### Tugas
Tuliskan kembali seluruh teks tentang Badai Sandy di bawah ini persis sama, huruf demi huruf.

Jumat, 02 November 2012

HAI UMAT, DENGARLAH!

Badai Sandy melanda Pantai Timur Amerika Serikat (30 Oktober 2012) meniggalkan jejak kehancuran luar biasa, paling dramatis di Negara Bgian New Jersey dan New York. New York yang menjadi pusat kegiatan ekonomi dan kultur AS nyaris lumpuh total akibat banjir dan terputusnya aliran listrik. Kawasan Manhattan yang biasanya bergelimang cahaya kini bagai kota hantu. Sandy, mampu megangkat alir laut dan mengubahnya menjadi gelombang dasyat setiggi empat meter dengan terpaan angin berkecepatan tidak kurang 130 Km/jam. Dengan kerusakan parah dan 26 orang meninggal, memaksa kedua kubu politik, Demokrat dan Republik menghentikan sejenak kampanye mereka. Bahkan Presiden Obama menyebut bencana ini dengan status “Bencana Besar”.

### Cuplikan Data
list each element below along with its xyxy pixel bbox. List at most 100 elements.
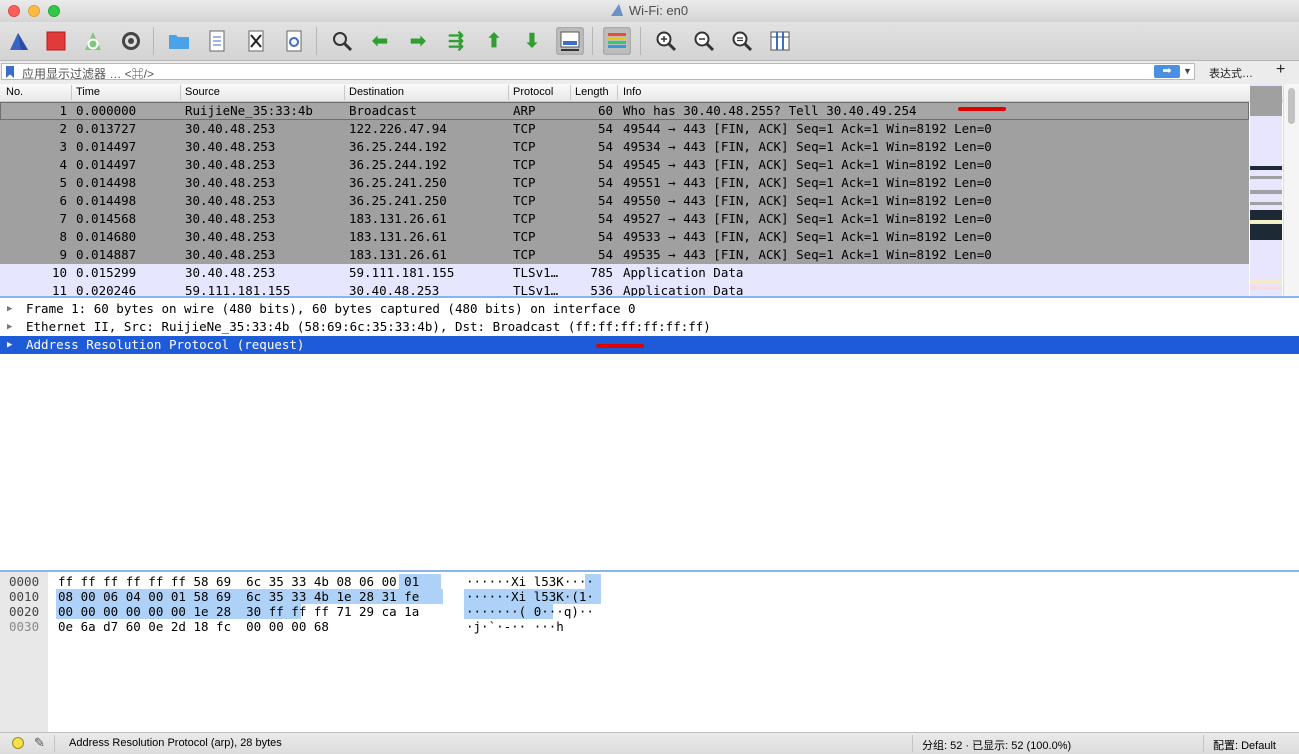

### Jawaban yang Diharapkan
Jumat, 02 November 2012

HAI UMAT, DENGARLAH!

Badai Sandy melanda Pantai Timur Amerika Serikat (30 Oktober 2012) meniggalkan jejak kehancuran luar biasa, paling dramatis di Negara Bgian New Jersey dan New York. New York yang menjadi pusat kegiatan ekonomi dan kultur AS nyaris lumpuh total akibat banjir dan terputusnya aliran listrik. Kawasan Manhattan yang biasanya bergelimang cahaya kini bagai kota hantu. Sandy, mampu megangkat alir laut dan mengubahnya menjadi gelombang dasyat setiggi empat meter dengan terpaan angin berkecepatan tidak kurang 130 Km/jam. Dengan kerusakan parah dan 26 orang meninggal, memaksa kedua kubu politik, Demokrat dan Republik menghentikan sejenak kampanye mereka. Bahkan Presiden Obama menyebut bencana ini dengan status “Bencana Besar”.